= WHAT YOU NEED TO DO =
Print the entries verbatim, leaving out the images they contain.

= LISTED RECORDS =
§

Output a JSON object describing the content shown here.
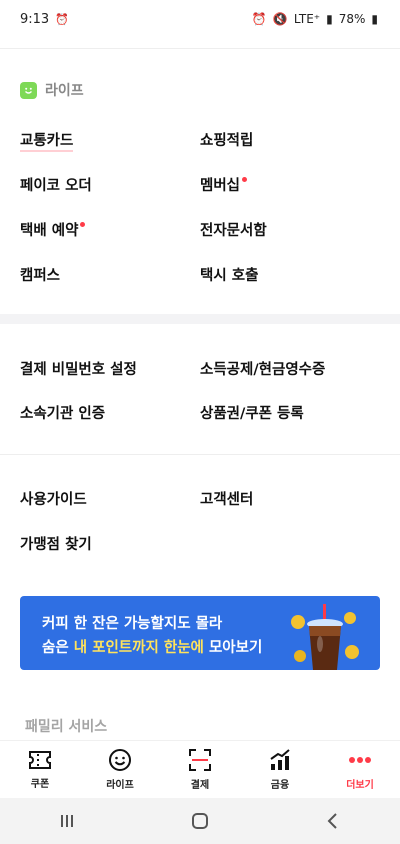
{
  "status_bar": {
    "time": "9:13",
    "network": "LTE⁺",
    "battery": "78%"
  },
  "life_section": {
    "title": "라이프",
    "items": [
      {
        "label": "교통카드",
        "dot": false
      },
      {
        "label": "쇼핑적립",
        "dot": false
      },
      {
        "label": "페이코 오더",
        "dot": false
      },
      {
        "label": "멤버십",
        "dot": true
      },
      {
        "label": "택배 예약",
        "dot": true
      },
      {
        "label": "전자문서함",
        "dot": false
      },
      {
        "label": "캠퍼스",
        "dot": false
      },
      {
        "label": "택시 호출",
        "dot": false
      }
    ]
  },
  "settings_section": {
    "items": [
      {
        "label": "결제 비밀번호 설정"
      },
      {
        "label": "소득공제/현금영수증"
      },
      {
        "label": "소속기관 인증"
      },
      {
        "label": "상품권/쿠폰 등록"
      }
    ]
  },
  "help_section": {
    "items": [
      {
        "label": "사용가이드"
      },
      {
        "label": "고객센터"
      },
      {
        "label": "가맹점 찾기"
      }
    ]
  },
  "banner": {
    "line1": "커피 한 잔은 가능할지도 몰라",
    "line2_prefix": "숨은 ",
    "line2_highlight": "내 포인트까지 한눈에",
    "line2_suffix": " 모아보기",
    "background_color": "#2f6fe3",
    "highlight_color": "#ffe35c"
  },
  "family_title": "패밀리 서비스",
  "bottom_nav": {
    "items": [
      {
        "label": "쿠폰",
        "icon": "ticket-icon",
        "active": false
      },
      {
        "label": "라이프",
        "icon": "smile-icon",
        "active": false
      },
      {
        "label": "결제",
        "icon": "scan-icon",
        "active": false
      },
      {
        "label": "금융",
        "icon": "chart-icon",
        "active": false
      },
      {
        "label": "더보기",
        "icon": "more-icon",
        "active": true
      }
    ]
  },
  "colors": {
    "accent_red": "#ff3b48",
    "life_green": "#7ed957"
  }
}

§

= EXERCISE RESULT =
Output a JSON object describing the content shown here.
{
  "status_bar": {
    "time": "9:13",
    "network": "LTE⁺",
    "battery": "78%"
  },
  "life_section": {
    "title": "라이프",
    "items": [
      {
        "label": "교통카드",
        "dot": false
      },
      {
        "label": "쇼핑적립",
        "dot": false
      },
      {
        "label": "페이코 오더",
        "dot": false
      },
      {
        "label": "멤버십",
        "dot": true
      },
      {
        "label": "택배 예약",
        "dot": true
      },
      {
        "label": "전자문서함",
        "dot": false
      },
      {
        "label": "캠퍼스",
        "dot": false
      },
      {
        "label": "택시 호출",
        "dot": false
      }
    ]
  },
  "settings_section": {
    "items": [
      {
        "label": "결제 비밀번호 설정"
      },
      {
        "label": "소득공제/현금영수증"
      },
      {
        "label": "소속기관 인증"
      },
      {
        "label": "상품권/쿠폰 등록"
      }
    ]
  },
  "help_section": {
    "items": [
      {
        "label": "사용가이드"
      },
      {
        "label": "고객센터"
      },
      {
        "label": "가맹점 찾기"
      }
    ]
  },
  "banner": {
    "line1": "커피 한 잔은 가능할지도 몰라",
    "line2_prefix": "숨은 ",
    "line2_highlight": "내 포인트까지 한눈에",
    "line2_suffix": " 모아보기",
    "background_color": "#2f6fe3",
    "highlight_color": "#ffe35c"
  },
  "family_title": "패밀리 서비스",
  "bottom_nav": {
    "items": [
      {
        "label": "쿠폰",
        "icon": "ticket-icon",
        "active": false
      },
      {
        "label": "라이프",
        "icon": "smile-icon",
        "active": false
      },
      {
        "label": "결제",
        "icon": "scan-icon",
        "active": false
      },
      {
        "label": "금융",
        "icon": "chart-icon",
        "active": false
      },
      {
        "label": "더보기",
        "icon": "more-icon",
        "active": true
      }
    ]
  },
  "colors": {
    "accent_red": "#ff3b48",
    "life_green": "#7ed957"
  }
}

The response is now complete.